● **Goal of the exercise**:
Pictures aside, each record should be reproduced exactly.

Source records
• • • •

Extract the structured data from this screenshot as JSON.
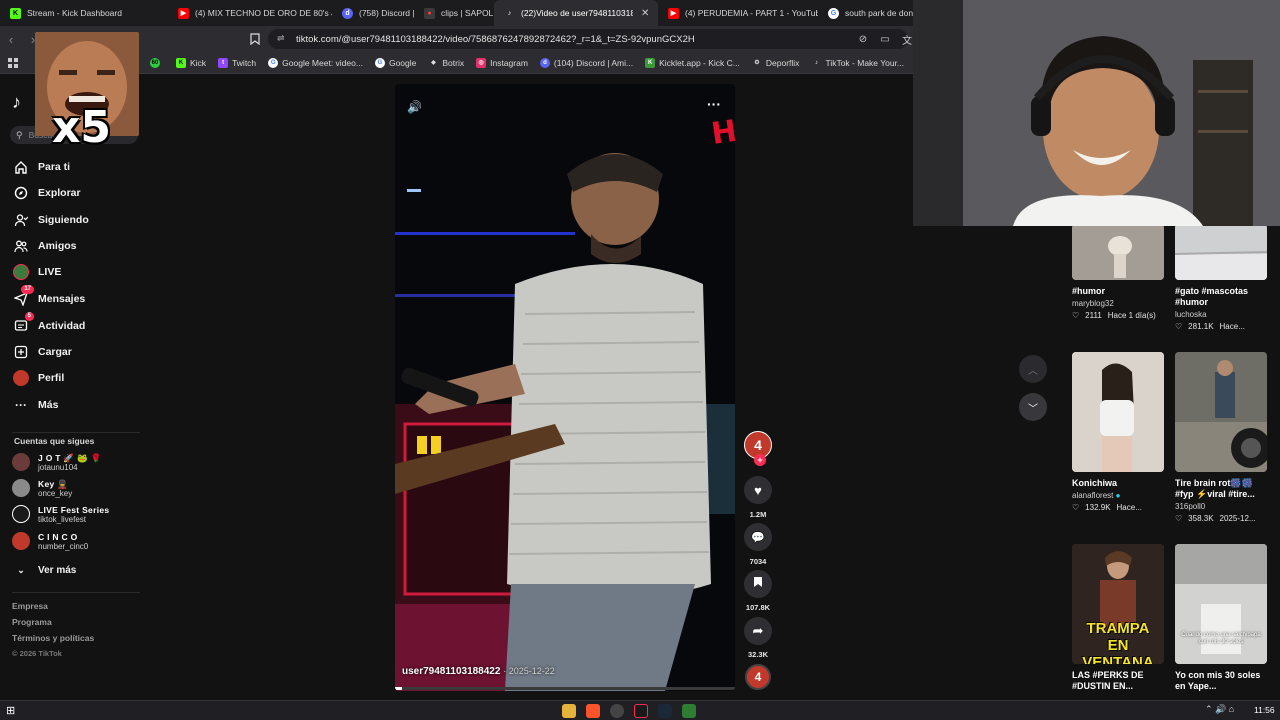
{
  "browser": {
    "tabs": [
      {
        "title": "Stream - Kick Dashboard",
        "icon": "kick-icon",
        "color": "#53fc18"
      },
      {
        "title": "(4) MIX TECHNO DE ORO DE 80's & 9",
        "icon": "youtube-icon",
        "color": "#ff0000"
      },
      {
        "title": "(758) Discord | #T",
        "icon": "discord-icon",
        "color": "#5865f2"
      },
      {
        "title": "clips | SAPOLIC",
        "icon": "clips-icon",
        "color": "#ff3b3b"
      },
      {
        "title": "(22)Video de user79481103188",
        "icon": "tiktok-icon",
        "color": "#ffffff",
        "active": true
      },
      {
        "title": "(4) PERUDEMIA - PART 1 - YouTube",
        "icon": "youtube-icon",
        "color": "#ff0000"
      },
      {
        "title": "south park de dond",
        "icon": "google-icon",
        "color": "#4285f4"
      }
    ],
    "url": "tiktok.com/@user79481103188422/video/7586876247892872462?_r=1&_t=ZS-92vpunGCX2H",
    "bookmarks": [
      {
        "label": "",
        "icon": "green-icon",
        "color": "#2ecc40"
      },
      {
        "label": "Kick",
        "icon": "kick-icon",
        "color": "#53fc18"
      },
      {
        "label": "Twitch",
        "icon": "twitch-icon",
        "color": "#9146ff"
      },
      {
        "label": "Google Meet: video...",
        "icon": "google-icon",
        "color": "#4285f4"
      },
      {
        "label": "Google",
        "icon": "google-icon",
        "color": "#4285f4"
      },
      {
        "label": "Botrix",
        "icon": "botrix-icon",
        "color": "#cccccc"
      },
      {
        "label": "Instagram",
        "icon": "instagram-icon",
        "color": "#e1306c"
      },
      {
        "label": "(104) Discord | Ami...",
        "icon": "discord-icon",
        "color": "#5865f2"
      },
      {
        "label": "Kicklet.app - Kick C...",
        "icon": "kicklet-icon",
        "color": "#3a9a3a"
      },
      {
        "label": "Deporflix",
        "icon": "gear-icon",
        "color": "#cccccc"
      },
      {
        "label": "TikTok - Make Your...",
        "icon": "tiktok-icon",
        "color": "#ffffff"
      }
    ]
  },
  "overlay": {
    "multiplier": "x5"
  },
  "sidebar": {
    "search_placeholder": "Buscar",
    "items": [
      {
        "label": "Para ti",
        "icon": "home-icon"
      },
      {
        "label": "Explorar",
        "icon": "compass-icon"
      },
      {
        "label": "Siguiendo",
        "icon": "following-icon"
      },
      {
        "label": "Amigos",
        "icon": "friends-icon"
      },
      {
        "label": "LIVE",
        "icon": "live-icon"
      },
      {
        "label": "Mensajes",
        "icon": "messages-icon",
        "badge": "17"
      },
      {
        "label": "Actividad",
        "icon": "activity-icon",
        "badge": "5"
      },
      {
        "label": "Cargar",
        "icon": "upload-icon"
      },
      {
        "label": "Perfil",
        "icon": "profile-icon"
      },
      {
        "label": "Más",
        "icon": "more-icon"
      }
    ],
    "following_title": "Cuentas que sigues",
    "following": [
      {
        "name": "J O T 🚀 🐸 🌹",
        "user": "jotaunu104",
        "color": "#6b3a3a"
      },
      {
        "name": "Key 💂",
        "user": "once_key",
        "color": "#8a8a8a"
      },
      {
        "name": "LIVE Fest Series",
        "user": "tiktok_livefest",
        "color": "#1a1a1a"
      },
      {
        "name": "C I N C O",
        "user": "number_cinc0",
        "color": "#c0392b"
      }
    ],
    "see_more": "Ver más",
    "footer": [
      "Empresa",
      "Programa",
      "Términos y políticas",
      "© 2026 TikTok"
    ]
  },
  "video": {
    "author": "user79481103188422",
    "date": "2025-12-22",
    "likes": "1.2M",
    "comments": "7034",
    "saves": "107.8K",
    "shares": "32.3K",
    "progress": 0.02
  },
  "recommendations": [
    {
      "caption": "#humor",
      "author": "maryblog32",
      "likes": "2111",
      "age": "Hace 1 día(s)",
      "color": "#9a9a9a"
    },
    {
      "caption": "#gato #mascotas #humor",
      "author": "luchoska",
      "likes": "281.1K",
      "age": "Hace...",
      "color": "#d9d9d9"
    },
    {
      "caption": "Konichiwa",
      "author": "alanaflorest",
      "likes": "132.9K",
      "age": "Hace...",
      "color": "#d7cfc7",
      "verified": true
    },
    {
      "caption": "Tire brain rot🎆🎆 #fyp ⚡viral #tire...",
      "author": "316poll0",
      "likes": "358.3K",
      "age": "2025-12...",
      "color": "#6e6e66"
    },
    {
      "caption": "LAS #PERKS DE #DUSTIN EN...",
      "author": "",
      "likes": "",
      "age": "",
      "color": "#3b2a25",
      "overlay": "TRAMPA EN VENTANA"
    },
    {
      "caption": "Yo con mis 30 soles en Yape...",
      "author": "",
      "likes": "",
      "age": "",
      "color": "#cfcfcf",
      "overlay": "Cuando como una salchipapa con mis 30 soles"
    }
  ],
  "taskbar": {
    "time": "11:56"
  }
}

• • • •

● **Written answer**:
Extract the structured data from this screenshot as JSON.
{
  "browser": {
    "tabs": [
      {
        "title": "Stream - Kick Dashboard",
        "icon": "kick-icon",
        "color": "#53fc18"
      },
      {
        "title": "(4) MIX TECHNO DE ORO DE 80's & 9",
        "icon": "youtube-icon",
        "color": "#ff0000"
      },
      {
        "title": "(758) Discord | #T",
        "icon": "discord-icon",
        "color": "#5865f2"
      },
      {
        "title": "clips | SAPOLIC",
        "icon": "clips-icon",
        "color": "#ff3b3b"
      },
      {
        "title": "(22)Video de user79481103188",
        "icon": "tiktok-icon",
        "color": "#ffffff",
        "active": true
      },
      {
        "title": "(4) PERUDEMIA - PART 1 - YouTube",
        "icon": "youtube-icon",
        "color": "#ff0000"
      },
      {
        "title": "south park de dond",
        "icon": "google-icon",
        "color": "#4285f4"
      }
    ],
    "url": "tiktok.com/@user79481103188422/video/7586876247892872462?_r=1&_t=ZS-92vpunGCX2H",
    "bookmarks": [
      {
        "label": "",
        "icon": "green-icon",
        "color": "#2ecc40"
      },
      {
        "label": "Kick",
        "icon": "kick-icon",
        "color": "#53fc18"
      },
      {
        "label": "Twitch",
        "icon": "twitch-icon",
        "color": "#9146ff"
      },
      {
        "label": "Google Meet: video...",
        "icon": "google-icon",
        "color": "#4285f4"
      },
      {
        "label": "Google",
        "icon": "google-icon",
        "color": "#4285f4"
      },
      {
        "label": "Botrix",
        "icon": "botrix-icon",
        "color": "#cccccc"
      },
      {
        "label": "Instagram",
        "icon": "instagram-icon",
        "color": "#e1306c"
      },
      {
        "label": "(104) Discord | Ami...",
        "icon": "discord-icon",
        "color": "#5865f2"
      },
      {
        "label": "Kicklet.app - Kick C...",
        "icon": "kicklet-icon",
        "color": "#3a9a3a"
      },
      {
        "label": "Deporflix",
        "icon": "gear-icon",
        "color": "#cccccc"
      },
      {
        "label": "TikTok - Make Your...",
        "icon": "tiktok-icon",
        "color": "#ffffff"
      }
    ]
  },
  "overlay": {
    "multiplier": "x5"
  },
  "sidebar": {
    "search_placeholder": "Buscar",
    "items": [
      {
        "label": "Para ti",
        "icon": "home-icon"
      },
      {
        "label": "Explorar",
        "icon": "compass-icon"
      },
      {
        "label": "Siguiendo",
        "icon": "following-icon"
      },
      {
        "label": "Amigos",
        "icon": "friends-icon"
      },
      {
        "label": "LIVE",
        "icon": "live-icon"
      },
      {
        "label": "Mensajes",
        "icon": "messages-icon",
        "badge": "17"
      },
      {
        "label": "Actividad",
        "icon": "activity-icon",
        "badge": "5"
      },
      {
        "label": "Cargar",
        "icon": "upload-icon"
      },
      {
        "label": "Perfil",
        "icon": "profile-icon"
      },
      {
        "label": "Más",
        "icon": "more-icon"
      }
    ],
    "following_title": "Cuentas que sigues",
    "following": [
      {
        "name": "J O T 🚀 🐸 🌹",
        "user": "jotaunu104",
        "color": "#6b3a3a"
      },
      {
        "name": "Key 💂",
        "user": "once_key",
        "color": "#8a8a8a"
      },
      {
        "name": "LIVE Fest Series",
        "user": "tiktok_livefest",
        "color": "#1a1a1a"
      },
      {
        "name": "C I N C O",
        "user": "number_cinc0",
        "color": "#c0392b"
      }
    ],
    "see_more": "Ver más",
    "footer": [
      "Empresa",
      "Programa",
      "Términos y políticas",
      "© 2026 TikTok"
    ]
  },
  "video": {
    "author": "user79481103188422",
    "date": "2025-12-22",
    "likes": "1.2M",
    "comments": "7034",
    "saves": "107.8K",
    "shares": "32.3K",
    "progress": 0.02
  },
  "recommendations": [
    {
      "caption": "#humor",
      "author": "maryblog32",
      "likes": "2111",
      "age": "Hace 1 día(s)",
      "color": "#9a9a9a"
    },
    {
      "caption": "#gato #mascotas #humor",
      "author": "luchoska",
      "likes": "281.1K",
      "age": "Hace...",
      "color": "#d9d9d9"
    },
    {
      "caption": "Konichiwa",
      "author": "alanaflorest",
      "likes": "132.9K",
      "age": "Hace...",
      "color": "#d7cfc7",
      "verified": true
    },
    {
      "caption": "Tire brain rot🎆🎆 #fyp ⚡viral #tire...",
      "author": "316poll0",
      "likes": "358.3K",
      "age": "2025-12...",
      "color": "#6e6e66"
    },
    {
      "caption": "LAS #PERKS DE #DUSTIN EN...",
      "author": "",
      "likes": "",
      "age": "",
      "color": "#3b2a25",
      "overlay": "TRAMPA EN VENTANA"
    },
    {
      "caption": "Yo con mis 30 soles en Yape...",
      "author": "",
      "likes": "",
      "age": "",
      "color": "#cfcfcf",
      "overlay": "Cuando como una salchipapa con mis 30 soles"
    }
  ],
  "taskbar": {
    "time": "11:56"
  }
}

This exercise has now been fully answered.